▼▼▼

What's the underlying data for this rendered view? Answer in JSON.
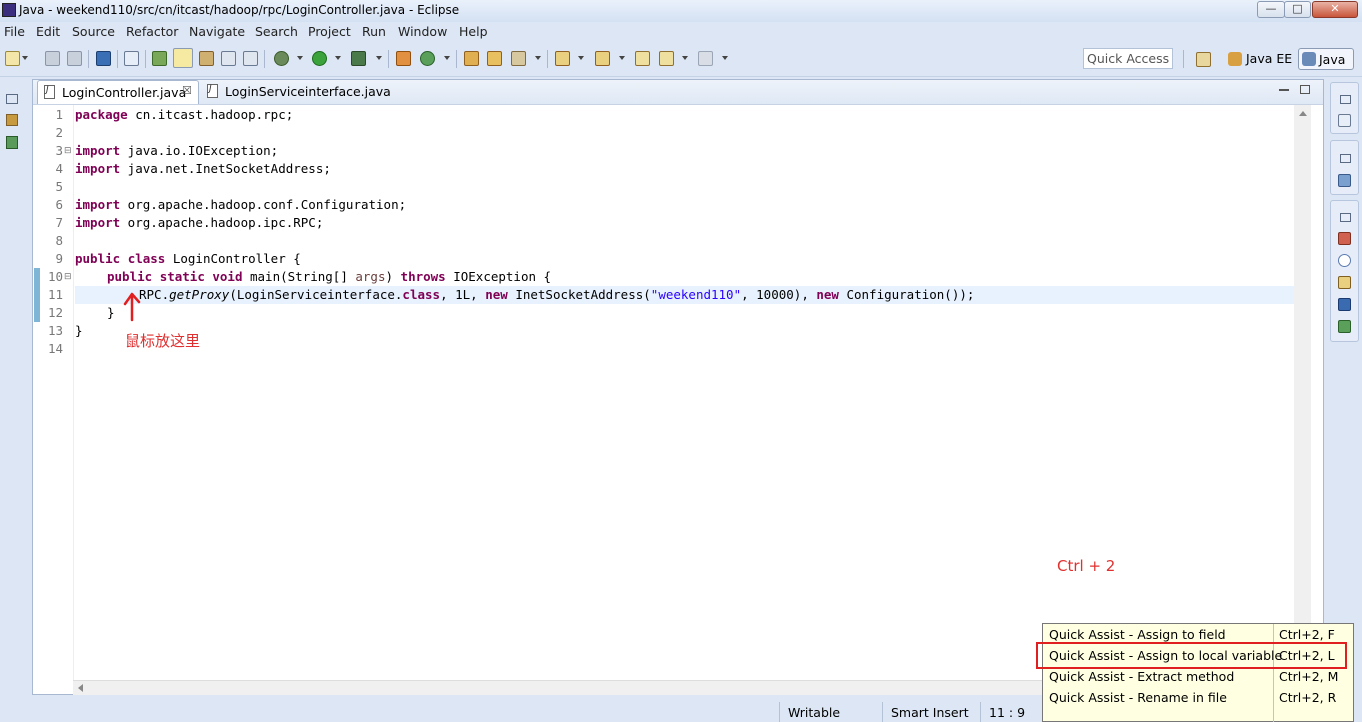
{
  "window": {
    "title": "Java - weekend110/src/cn/itcast/hadoop/rpc/LoginController.java - Eclipse",
    "controls": {
      "minimize": "—",
      "maximize": "□",
      "close": "✕"
    }
  },
  "menu": [
    "File",
    "Edit",
    "Source",
    "Refactor",
    "Navigate",
    "Search",
    "Project",
    "Run",
    "Window",
    "Help"
  ],
  "toolbar": {
    "quick_access": "Quick Access",
    "perspectives": [
      "Java EE",
      "Java"
    ]
  },
  "editor": {
    "tabs": [
      {
        "label": "LoginController.java",
        "active": true,
        "close": "☒"
      },
      {
        "label": "LoginServiceinterface.java",
        "active": false
      }
    ],
    "lines": [
      {
        "n": "1"
      },
      {
        "n": "2"
      },
      {
        "n": "3"
      },
      {
        "n": "4"
      },
      {
        "n": "5"
      },
      {
        "n": "6"
      },
      {
        "n": "7"
      },
      {
        "n": "8"
      },
      {
        "n": "9"
      },
      {
        "n": "10"
      },
      {
        "n": "11"
      },
      {
        "n": "12"
      },
      {
        "n": "13"
      },
      {
        "n": "14"
      }
    ],
    "code": {
      "kw_package": "package",
      "pkg": " cn.itcast.hadoop.rpc;",
      "kw_import": "import",
      "imp1": " java.io.IOException;",
      "imp2": " java.net.InetSocketAddress;",
      "imp3": " org.apache.hadoop.conf.Configuration;",
      "imp4": " org.apache.hadoop.ipc.RPC;",
      "kw_public": "public",
      "kw_class": "class",
      "class_name": " LoginController {",
      "kw_static": "static",
      "kw_void": "void",
      "main_sig": " main(String[] ",
      "param": "args",
      "close_paren": ") ",
      "kw_throws": "throws",
      "throws_tail": " IOException {",
      "call_rpc": "RPC.",
      "call_method": "getProxy",
      "call_arg1": "(LoginServiceinterface.",
      "kw_class_lit": "class",
      "call_arg2": ", 1L, ",
      "kw_new": "new",
      "call_arg3": " InetSocketAddress(",
      "call_str": "\"weekend110\"",
      "call_arg4": ", 10000), ",
      "call_arg5": " Configuration());",
      "brace_inner": "}",
      "brace_outer": "}",
      "fold_marker": "⊟"
    }
  },
  "annotations": {
    "mouse_here": "鼠标放这里",
    "shortcut": "Ctrl  + 2"
  },
  "quick_assist": {
    "items": [
      {
        "label": "Quick Assist - Assign to field",
        "key": "Ctrl+2, F"
      },
      {
        "label": "Quick Assist - Assign to local variable",
        "key": "Ctrl+2, L",
        "highlighted": true
      },
      {
        "label": "Quick Assist - Extract method",
        "key": "Ctrl+2, M"
      },
      {
        "label": "Quick Assist - Rename in file",
        "key": "Ctrl+2, R"
      }
    ]
  },
  "status": {
    "writable": "Writable",
    "insert_mode": "Smart Insert",
    "position": "11 : 9"
  },
  "colors": {
    "keyword": "#7f0055",
    "string": "#2a00ff",
    "annotation": "#e03030",
    "popup_bg": "#ffffe1"
  }
}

▲▲▲

TO BE DONE — Output the lines above in full and exactly as given, omitting any pictures.

CORRECT ANSWER —
What's the underlying data for this rendered view? Answer in JSON.
{
  "window": {
    "title": "Java - weekend110/src/cn/itcast/hadoop/rpc/LoginController.java - Eclipse",
    "controls": {
      "minimize": "—",
      "maximize": "□",
      "close": "✕"
    }
  },
  "menu": [
    "File",
    "Edit",
    "Source",
    "Refactor",
    "Navigate",
    "Search",
    "Project",
    "Run",
    "Window",
    "Help"
  ],
  "toolbar": {
    "quick_access": "Quick Access",
    "perspectives": [
      "Java EE",
      "Java"
    ]
  },
  "editor": {
    "tabs": [
      {
        "label": "LoginController.java",
        "active": true,
        "close": "☒"
      },
      {
        "label": "LoginServiceinterface.java",
        "active": false
      }
    ],
    "lines": [
      {
        "n": "1"
      },
      {
        "n": "2"
      },
      {
        "n": "3"
      },
      {
        "n": "4"
      },
      {
        "n": "5"
      },
      {
        "n": "6"
      },
      {
        "n": "7"
      },
      {
        "n": "8"
      },
      {
        "n": "9"
      },
      {
        "n": "10"
      },
      {
        "n": "11"
      },
      {
        "n": "12"
      },
      {
        "n": "13"
      },
      {
        "n": "14"
      }
    ],
    "code": {
      "kw_package": "package",
      "pkg": " cn.itcast.hadoop.rpc;",
      "kw_import": "import",
      "imp1": " java.io.IOException;",
      "imp2": " java.net.InetSocketAddress;",
      "imp3": " org.apache.hadoop.conf.Configuration;",
      "imp4": " org.apache.hadoop.ipc.RPC;",
      "kw_public": "public",
      "kw_class": "class",
      "class_name": " LoginController {",
      "kw_static": "static",
      "kw_void": "void",
      "main_sig": " main(String[] ",
      "param": "args",
      "close_paren": ") ",
      "kw_throws": "throws",
      "throws_tail": " IOException {",
      "call_rpc": "RPC.",
      "call_method": "getProxy",
      "call_arg1": "(LoginServiceinterface.",
      "kw_class_lit": "class",
      "call_arg2": ", 1L, ",
      "kw_new": "new",
      "call_arg3": " InetSocketAddress(",
      "call_str": "\"weekend110\"",
      "call_arg4": ", 10000), ",
      "call_arg5": " Configuration());",
      "brace_inner": "}",
      "brace_outer": "}",
      "fold_marker": "⊟"
    }
  },
  "annotations": {
    "mouse_here": "鼠标放这里",
    "shortcut": "Ctrl  + 2"
  },
  "quick_assist": {
    "items": [
      {
        "label": "Quick Assist - Assign to field",
        "key": "Ctrl+2, F"
      },
      {
        "label": "Quick Assist - Assign to local variable",
        "key": "Ctrl+2, L",
        "highlighted": true
      },
      {
        "label": "Quick Assist - Extract method",
        "key": "Ctrl+2, M"
      },
      {
        "label": "Quick Assist - Rename in file",
        "key": "Ctrl+2, R"
      }
    ]
  },
  "status": {
    "writable": "Writable",
    "insert_mode": "Smart Insert",
    "position": "11 : 9"
  },
  "colors": {
    "keyword": "#7f0055",
    "string": "#2a00ff",
    "annotation": "#e03030",
    "popup_bg": "#ffffe1"
  }
}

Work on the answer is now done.